### Directions:
Report how many lines in the listing below include the word "fields". Write nothing besides the number.

────────

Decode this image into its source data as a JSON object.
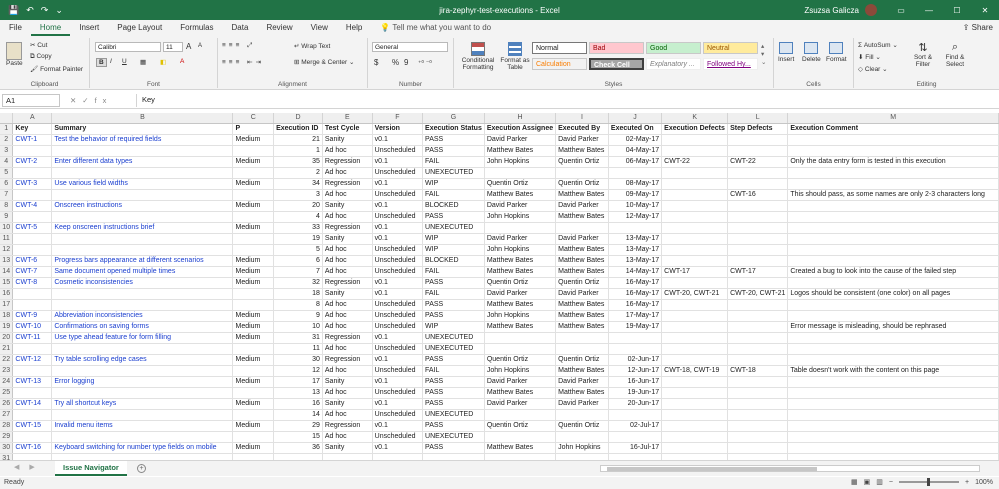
{
  "titlebar": {
    "title": "jira-zephyr-test-executions  -  Excel",
    "user": "Zsuzsa Galicza",
    "qat": {
      "save": "💾",
      "undo": "↶",
      "redo": "↷",
      "customize": "⌄"
    }
  },
  "menu": {
    "tabs": [
      "File",
      "Home",
      "Insert",
      "Page Layout",
      "Formulas",
      "Data",
      "Review",
      "View",
      "Help"
    ],
    "active": "Home",
    "tell_me": "Tell me what you want to do",
    "share": "Share"
  },
  "ribbon": {
    "clipboard": {
      "label": "Clipboard",
      "paste": "Paste",
      "cut": "Cut",
      "copy": "Copy",
      "format_painter": "Format Painter"
    },
    "font": {
      "label": "Font",
      "name": "Calibri",
      "size": "11",
      "bold": "B",
      "italic": "I",
      "underline": "U",
      "grow": "A",
      "shrink": "A"
    },
    "alignment": {
      "label": "Alignment",
      "wrap": "Wrap Text",
      "merge": "Merge & Center"
    },
    "number": {
      "label": "Number",
      "format": "General",
      "currency": "$",
      "percent": "%",
      "comma": "9"
    },
    "styles": {
      "label": "Styles",
      "conditional": "Conditional Formatting",
      "table": "Format as Table",
      "cells": [
        "Normal",
        "Bad",
        "Good",
        "Neutral",
        "Calculation",
        "Check Cell",
        "Explanatory ...",
        "Followed Hy..."
      ]
    },
    "cells": {
      "label": "Cells",
      "insert": "Insert",
      "delete": "Delete",
      "format": "Format"
    },
    "editing": {
      "label": "Editing",
      "autosum": "AutoSum",
      "fill": "Fill",
      "clear": "Clear",
      "sort": "Sort & Filter",
      "find": "Find & Select"
    }
  },
  "formula_bar": {
    "namebox": "A1",
    "fx": "fx",
    "content": "Key"
  },
  "sheet": {
    "columns": [
      "A",
      "B",
      "C",
      "D",
      "E",
      "F",
      "G",
      "H",
      "I",
      "J",
      "K",
      "L",
      "M"
    ],
    "header_row": [
      "Key",
      "Summary",
      "P",
      "Execution ID",
      "Test Cycle",
      "Version",
      "Execution Status",
      "Execution Assignee",
      "Executed By",
      "Executed On",
      "Execution Defects",
      "Step Defects",
      "Execution Comment"
    ],
    "rows": [
      [
        "CWT-1",
        "Test the behavior of required fields",
        "Medium",
        "21",
        "Sanity",
        "v0.1",
        "PASS",
        "David Parker",
        "David Parker",
        "02-May-17",
        "",
        "",
        ""
      ],
      [
        "",
        "",
        "",
        "1",
        "Ad hoc",
        "Unscheduled",
        "PASS",
        "Matthew Bates",
        "Matthew Bates",
        "04-May-17",
        "",
        "",
        ""
      ],
      [
        "CWT-2",
        "Enter different data types",
        "Medium",
        "35",
        "Regression",
        "v0.1",
        "FAIL",
        "John Hopkins",
        "Quentin Ortiz",
        "06-May-17",
        "CWT-22",
        "CWT-22",
        "Only the data entry form is tested in this execution"
      ],
      [
        "",
        "",
        "",
        "2",
        "Ad hoc",
        "Unscheduled",
        "UNEXECUTED",
        "",
        "",
        "",
        "",
        "",
        ""
      ],
      [
        "CWT-3",
        "Use various field widths",
        "Medium",
        "34",
        "Regression",
        "v0.1",
        "WIP",
        "Quentin Ortiz",
        "Quentin Ortiz",
        "08-May-17",
        "",
        "",
        ""
      ],
      [
        "",
        "",
        "",
        "3",
        "Ad hoc",
        "Unscheduled",
        "FAIL",
        "Matthew Bates",
        "Matthew Bates",
        "09-May-17",
        "",
        "CWT-16",
        "This should pass, as some names are only 2-3 characters long"
      ],
      [
        "CWT-4",
        "Onscreen instructions",
        "Medium",
        "20",
        "Sanity",
        "v0.1",
        "BLOCKED",
        "David Parker",
        "David Parker",
        "10-May-17",
        "",
        "",
        ""
      ],
      [
        "",
        "",
        "",
        "4",
        "Ad hoc",
        "Unscheduled",
        "PASS",
        "John Hopkins",
        "Matthew Bates",
        "12-May-17",
        "",
        "",
        ""
      ],
      [
        "CWT-5",
        "Keep onscreen instructions brief",
        "Medium",
        "33",
        "Regression",
        "v0.1",
        "UNEXECUTED",
        "",
        "",
        "",
        "",
        "",
        ""
      ],
      [
        "",
        "",
        "",
        "19",
        "Sanity",
        "v0.1",
        "WIP",
        "David Parker",
        "David Parker",
        "13-May-17",
        "",
        "",
        ""
      ],
      [
        "",
        "",
        "",
        "5",
        "Ad hoc",
        "Unscheduled",
        "WIP",
        "John Hopkins",
        "Matthew Bates",
        "13-May-17",
        "",
        "",
        ""
      ],
      [
        "CWT-6",
        "Progress bars appearance at different scenarios",
        "Medium",
        "6",
        "Ad hoc",
        "Unscheduled",
        "BLOCKED",
        "Matthew Bates",
        "Matthew Bates",
        "13-May-17",
        "",
        "",
        ""
      ],
      [
        "CWT-7",
        "Same document opened multiple times",
        "Medium",
        "7",
        "Ad hoc",
        "Unscheduled",
        "FAIL",
        "Matthew Bates",
        "Matthew Bates",
        "14-May-17",
        "CWT-17",
        "CWT-17",
        "Created a bug to look into the cause of the failed step"
      ],
      [
        "CWT-8",
        "Cosmetic inconsistencies",
        "Medium",
        "32",
        "Regression",
        "v0.1",
        "PASS",
        "Quentin Ortiz",
        "Quentin Ortiz",
        "16-May-17",
        "",
        "",
        ""
      ],
      [
        "",
        "",
        "",
        "18",
        "Sanity",
        "v0.1",
        "FAIL",
        "David Parker",
        "David Parker",
        "16-May-17",
        "CWT-20, CWT-21",
        "CWT-20, CWT-21",
        "Logos should be consistent (one color) on all pages"
      ],
      [
        "",
        "",
        "",
        "8",
        "Ad hoc",
        "Unscheduled",
        "PASS",
        "Matthew Bates",
        "Matthew Bates",
        "16-May-17",
        "",
        "",
        ""
      ],
      [
        "CWT-9",
        "Abbreviation inconsistencies",
        "Medium",
        "9",
        "Ad hoc",
        "Unscheduled",
        "PASS",
        "John Hopkins",
        "Matthew Bates",
        "17-May-17",
        "",
        "",
        ""
      ],
      [
        "CWT-10",
        "Confirmations on saving forms",
        "Medium",
        "10",
        "Ad hoc",
        "Unscheduled",
        "WIP",
        "Matthew Bates",
        "Matthew Bates",
        "19-May-17",
        "",
        "",
        "Error message is misleading,  should be rephrased"
      ],
      [
        "CWT-11",
        "Use type ahead feature for form filling",
        "Medium",
        "31",
        "Regression",
        "v0.1",
        "UNEXECUTED",
        "",
        "",
        "",
        "",
        "",
        ""
      ],
      [
        "",
        "",
        "",
        "11",
        "Ad hoc",
        "Unscheduled",
        "UNEXECUTED",
        "",
        "",
        "",
        "",
        "",
        ""
      ],
      [
        "CWT-12",
        "Try table scrolling edge cases",
        "Medium",
        "30",
        "Regression",
        "v0.1",
        "PASS",
        "Quentin Ortiz",
        "Quentin Ortiz",
        "02-Jun-17",
        "",
        "",
        ""
      ],
      [
        "",
        "",
        "",
        "12",
        "Ad hoc",
        "Unscheduled",
        "FAIL",
        "John Hopkins",
        "Matthew Bates",
        "12-Jun-17",
        "CWT-18, CWT-19",
        "CWT-18",
        "Table doesn't work with the content on this page"
      ],
      [
        "CWT-13",
        "Error logging",
        "Medium",
        "17",
        "Sanity",
        "v0.1",
        "PASS",
        "David Parker",
        "David Parker",
        "16-Jun-17",
        "",
        "",
        ""
      ],
      [
        "",
        "",
        "",
        "13",
        "Ad hoc",
        "Unscheduled",
        "PASS",
        "Matthew Bates",
        "Matthew Bates",
        "19-Jun-17",
        "",
        "",
        ""
      ],
      [
        "CWT-14",
        "Try all shortcut keys",
        "Medium",
        "16",
        "Sanity",
        "v0.1",
        "PASS",
        "David Parker",
        "David Parker",
        "20-Jun-17",
        "",
        "",
        ""
      ],
      [
        "",
        "",
        "",
        "14",
        "Ad hoc",
        "Unscheduled",
        "UNEXECUTED",
        "",
        "",
        "",
        "",
        "",
        ""
      ],
      [
        "CWT-15",
        "Invalid menu items",
        "Medium",
        "29",
        "Regression",
        "v0.1",
        "PASS",
        "Quentin Ortiz",
        "Quentin Ortiz",
        "02-Jul-17",
        "",
        "",
        ""
      ],
      [
        "",
        "",
        "",
        "15",
        "Ad hoc",
        "Unscheduled",
        "UNEXECUTED",
        "",
        "",
        "",
        "",
        "",
        ""
      ],
      [
        "CWT-16",
        "Keyboard switching for number type fields on mobile",
        "Medium",
        "36",
        "Sanity",
        "v0.1",
        "PASS",
        "Matthew Bates",
        "John Hopkins",
        "16-Jul-17",
        "",
        "",
        ""
      ],
      [
        "",
        "",
        "",
        "",
        "",
        "",
        "",
        "",
        "",
        "",
        "",
        "",
        ""
      ]
    ]
  },
  "sheet_tabs": {
    "active": "Issue Navigator",
    "add": "+"
  },
  "status": {
    "ready": "Ready",
    "zoom": "100%"
  },
  "colors": {
    "accent": "#217346",
    "link": "#1a3ecf",
    "bad_bg": "#ffc7ce",
    "good_bg": "#c6efce",
    "neutral_bg": "#ffeb9c",
    "check_bg": "#a5a5a5"
  }
}
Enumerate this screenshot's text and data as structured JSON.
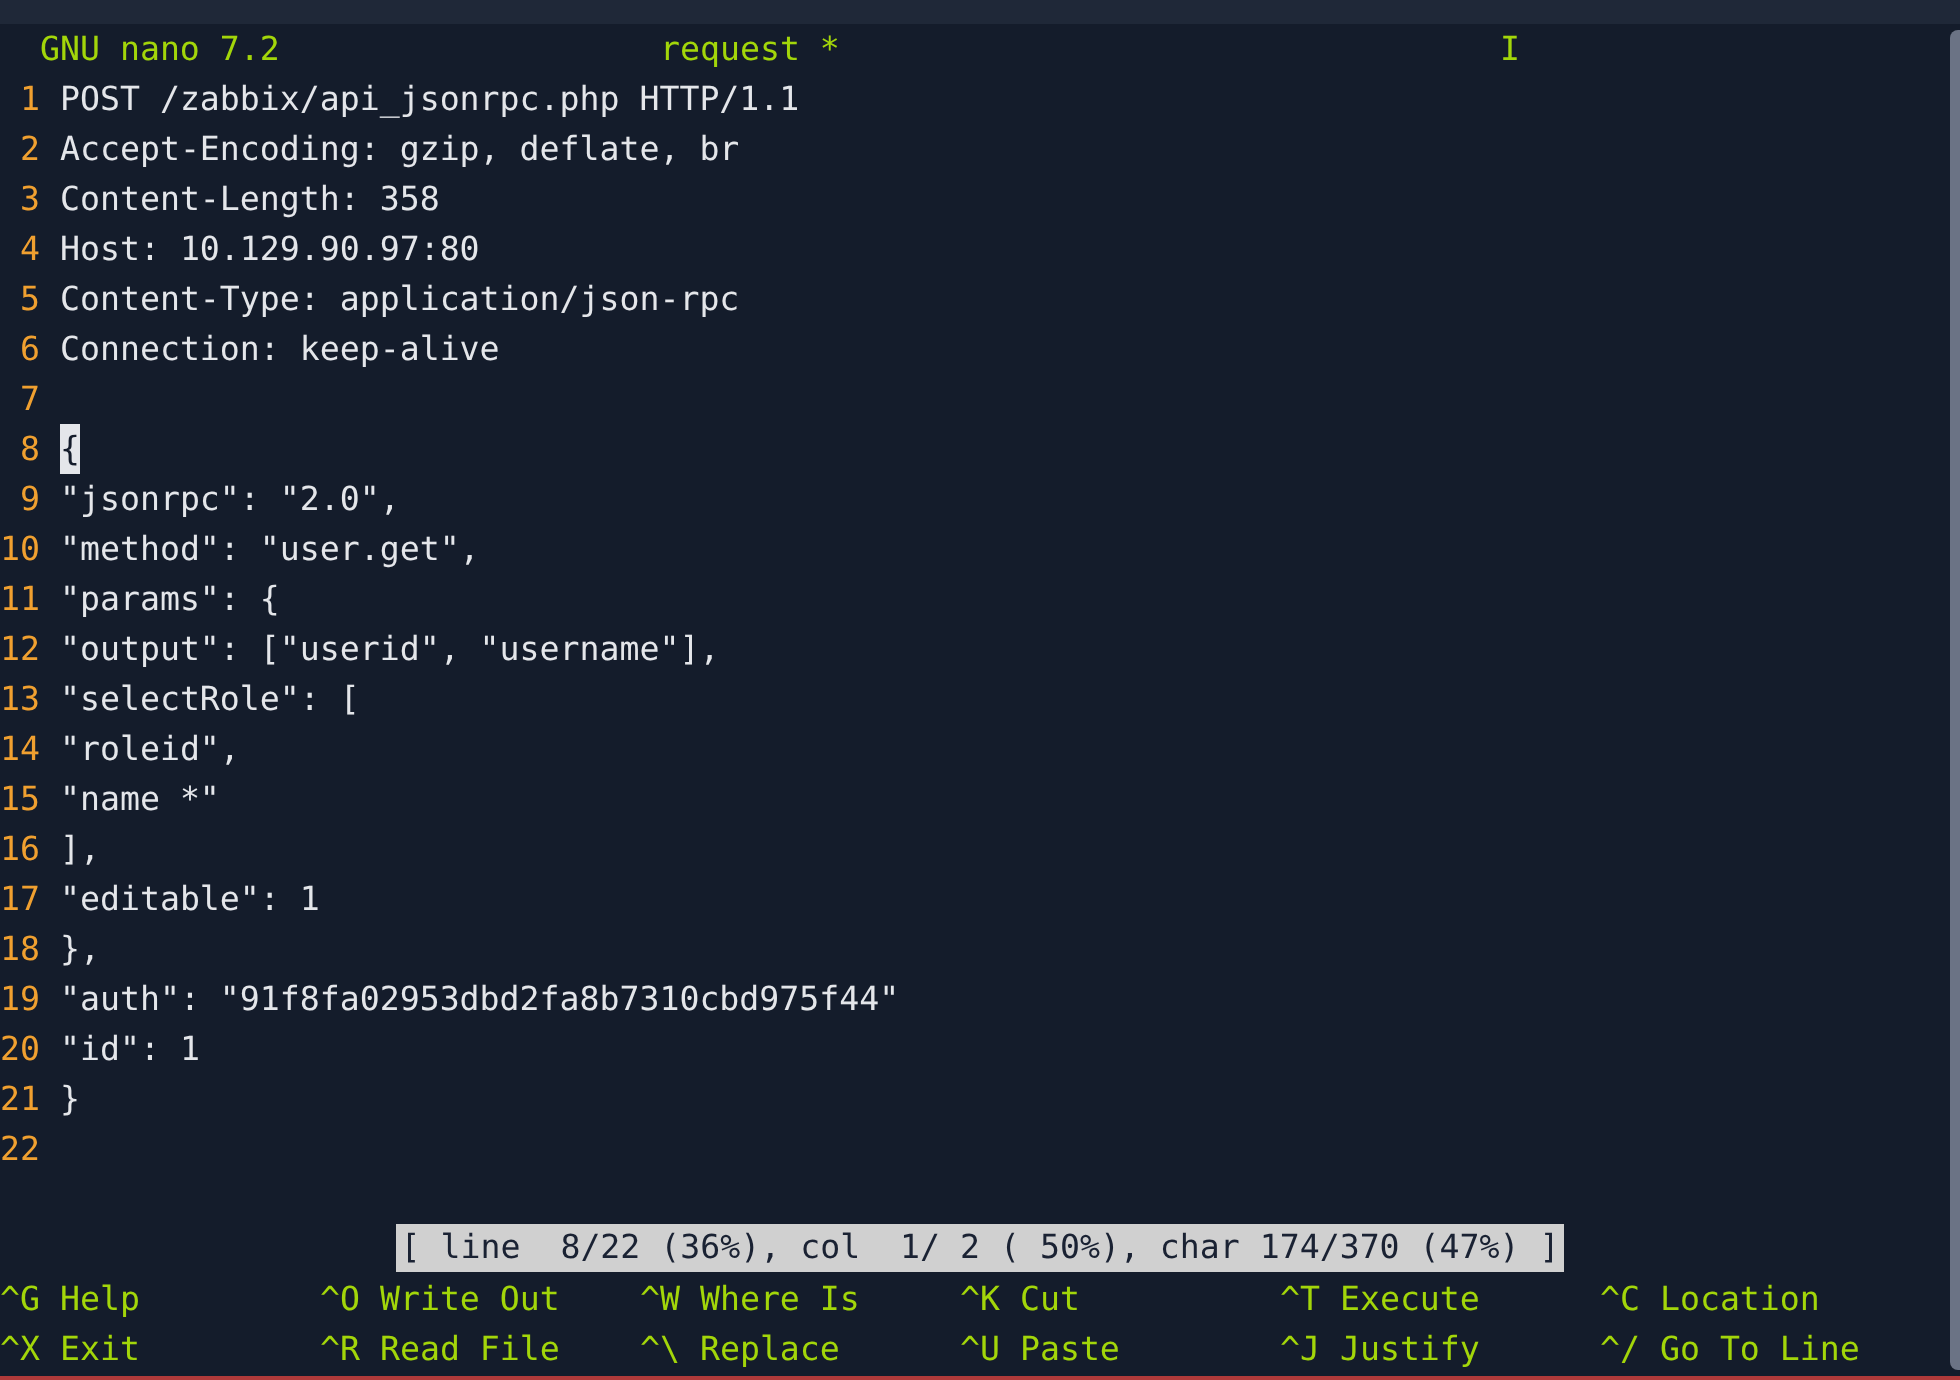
{
  "title_bar": {
    "app": "GNU nano 7.2",
    "filename": "request *",
    "indicator": "I"
  },
  "lines": [
    {
      "number": "1",
      "text": "POST /zabbix/api_jsonrpc.php HTTP/1.1",
      "cursor": false
    },
    {
      "number": "2",
      "text": "Accept-Encoding: gzip, deflate, br",
      "cursor": false
    },
    {
      "number": "3",
      "text": "Content-Length: 358",
      "cursor": false
    },
    {
      "number": "4",
      "text": "Host: 10.129.90.97:80",
      "cursor": false
    },
    {
      "number": "5",
      "text": "Content-Type: application/json-rpc",
      "cursor": false
    },
    {
      "number": "6",
      "text": "Connection: keep-alive",
      "cursor": false
    },
    {
      "number": "7",
      "cursor": false
    },
    {
      "number": "8",
      "text": "{",
      "cursor": true
    },
    {
      "number": "9",
      "text": "\"jsonrpc\": \"2.0\",",
      "cursor": false
    },
    {
      "number": "10",
      "text": "\"method\": \"user.get\",",
      "cursor": false
    },
    {
      "number": "11",
      "text": "\"params\": {",
      "cursor": false
    },
    {
      "number": "12",
      "text": "\"output\": [\"userid\", \"username\"],",
      "cursor": false
    },
    {
      "number": "13",
      "text": "\"selectRole\": [",
      "cursor": false
    },
    {
      "number": "14",
      "text": "\"roleid\",",
      "cursor": false
    },
    {
      "number": "15",
      "text": "\"name *\"",
      "cursor": false
    },
    {
      "number": "16",
      "text": "],",
      "cursor": false
    },
    {
      "number": "17",
      "text": "\"editable\": 1",
      "cursor": false
    },
    {
      "number": "18",
      "text": "},",
      "cursor": false
    },
    {
      "number": "19",
      "text": "\"auth\": \"91f8fa02953dbd2fa8b7310cbd975f44\"",
      "cursor": false
    },
    {
      "number": "20",
      "text": "\"id\": 1",
      "cursor": false
    },
    {
      "number": "21",
      "text": "}",
      "cursor": false
    },
    {
      "number": "22",
      "cursor": false
    }
  ],
  "status": "[ line  8/22 (36%), col  1/ 2 ( 50%), char 174/370 (47%) ]",
  "shortcuts": [
    [
      {
        "key": "^G",
        "label": "Help"
      },
      {
        "key": "^O",
        "label": "Write Out"
      },
      {
        "key": "^W",
        "label": "Where Is"
      },
      {
        "key": "^K",
        "label": "Cut"
      },
      {
        "key": "^T",
        "label": "Execute"
      },
      {
        "key": "^C",
        "label": "Location"
      }
    ],
    [
      {
        "key": "^X",
        "label": "Exit"
      },
      {
        "key": "^R",
        "label": "Read File"
      },
      {
        "key": "^\\",
        "label": "Replace"
      },
      {
        "key": "^U",
        "label": "Paste"
      },
      {
        "key": "^J",
        "label": "Justify"
      },
      {
        "key": "^/",
        "label": "Go To Line"
      }
    ]
  ]
}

────────

### Exercise solution:
2